Material for this task:
━━━━━━━━━━━━━━━━━━━━

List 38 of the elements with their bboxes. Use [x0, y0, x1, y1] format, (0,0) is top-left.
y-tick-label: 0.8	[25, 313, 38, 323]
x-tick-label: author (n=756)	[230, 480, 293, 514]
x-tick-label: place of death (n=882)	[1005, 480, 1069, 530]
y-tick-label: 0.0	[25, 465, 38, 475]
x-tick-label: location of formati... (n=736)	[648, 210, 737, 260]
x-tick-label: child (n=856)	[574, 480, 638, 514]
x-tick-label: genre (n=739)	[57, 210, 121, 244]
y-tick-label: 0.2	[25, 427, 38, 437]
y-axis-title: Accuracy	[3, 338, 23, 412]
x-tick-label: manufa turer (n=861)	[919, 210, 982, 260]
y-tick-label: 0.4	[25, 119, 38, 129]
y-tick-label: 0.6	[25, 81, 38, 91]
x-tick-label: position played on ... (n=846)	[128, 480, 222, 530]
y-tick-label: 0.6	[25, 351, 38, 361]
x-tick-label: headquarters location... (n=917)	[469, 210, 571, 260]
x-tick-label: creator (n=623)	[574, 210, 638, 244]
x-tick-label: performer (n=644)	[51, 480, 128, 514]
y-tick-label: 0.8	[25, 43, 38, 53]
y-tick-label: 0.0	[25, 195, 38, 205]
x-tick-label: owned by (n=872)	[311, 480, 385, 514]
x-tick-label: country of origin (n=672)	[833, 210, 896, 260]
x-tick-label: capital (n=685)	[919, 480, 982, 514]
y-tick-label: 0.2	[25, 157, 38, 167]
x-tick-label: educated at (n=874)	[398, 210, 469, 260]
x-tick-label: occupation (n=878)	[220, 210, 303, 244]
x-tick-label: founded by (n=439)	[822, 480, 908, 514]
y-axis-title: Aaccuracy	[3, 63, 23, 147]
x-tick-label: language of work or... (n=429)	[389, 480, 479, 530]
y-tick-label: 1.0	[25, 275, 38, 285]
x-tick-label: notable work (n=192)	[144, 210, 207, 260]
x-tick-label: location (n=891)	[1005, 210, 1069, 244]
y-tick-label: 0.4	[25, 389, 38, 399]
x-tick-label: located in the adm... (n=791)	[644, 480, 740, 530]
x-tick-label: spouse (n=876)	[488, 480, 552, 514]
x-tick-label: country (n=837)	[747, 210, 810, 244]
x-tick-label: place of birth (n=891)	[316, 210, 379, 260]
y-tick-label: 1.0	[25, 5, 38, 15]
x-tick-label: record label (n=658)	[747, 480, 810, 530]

━━━━━━━━━━━━━━━━━━━━

Problem requirements:
Rewrite the material above, renaming every "x-tick-label" to "x-axis-label" and leaving everything else as it is.

Completed exercise:
List 38 of the elements with their bboxes. Use [x0, y0, x1, y1] format, (0,0) is top-left.
y-tick-label: 0.8	[25, 313, 38, 323]
x-axis-label: author (n=756)	[230, 480, 293, 514]
x-axis-label: place of death (n=882)	[1005, 480, 1069, 530]
y-tick-label: 0.0	[25, 465, 38, 475]
x-axis-label: location of formati... (n=736)	[648, 210, 737, 260]
x-axis-label: child (n=856)	[574, 480, 638, 514]
x-axis-label: genre (n=739)	[57, 210, 121, 244]
y-tick-label: 0.2	[25, 427, 38, 437]
y-axis-title: Accuracy	[3, 338, 23, 412]
x-axis-label: manufa turer (n=861)	[919, 210, 982, 260]
y-tick-label: 0.4	[25, 119, 38, 129]
y-tick-label: 0.6	[25, 81, 38, 91]
x-axis-label: position played on ... (n=846)	[128, 480, 222, 530]
y-tick-label: 0.6	[25, 351, 38, 361]
x-axis-label: headquarters location... (n=917)	[469, 210, 571, 260]
x-axis-label: creator (n=623)	[574, 210, 638, 244]
x-axis-label: performer (n=644)	[51, 480, 128, 514]
y-tick-label: 0.8	[25, 43, 38, 53]
y-tick-label: 0.0	[25, 195, 38, 205]
x-axis-label: owned by (n=872)	[311, 480, 385, 514]
x-axis-label: country of origin (n=672)	[833, 210, 896, 260]
x-axis-label: capital (n=685)	[919, 480, 982, 514]
y-tick-label: 0.2	[25, 157, 38, 167]
x-axis-label: educated at (n=874)	[398, 210, 469, 260]
x-axis-label: occupation (n=878)	[220, 210, 303, 244]
x-axis-label: founded by (n=439)	[822, 480, 908, 514]
y-axis-title: Aaccuracy	[3, 63, 23, 147]
x-axis-label: language of work or... (n=429)	[389, 480, 479, 530]
y-tick-label: 1.0	[25, 275, 38, 285]
x-axis-label: notable work (n=192)	[144, 210, 207, 260]
x-axis-label: location (n=891)	[1005, 210, 1069, 244]
y-tick-label: 0.4	[25, 389, 38, 399]
x-axis-label: located in the adm... (n=791)	[644, 480, 740, 530]
x-axis-label: spouse (n=876)	[488, 480, 552, 514]
x-axis-label: country (n=837)	[747, 210, 810, 244]
x-axis-label: place of birth (n=891)	[316, 210, 379, 260]
y-tick-label: 1.0	[25, 5, 38, 15]
x-axis-label: record label (n=658)	[747, 480, 810, 530]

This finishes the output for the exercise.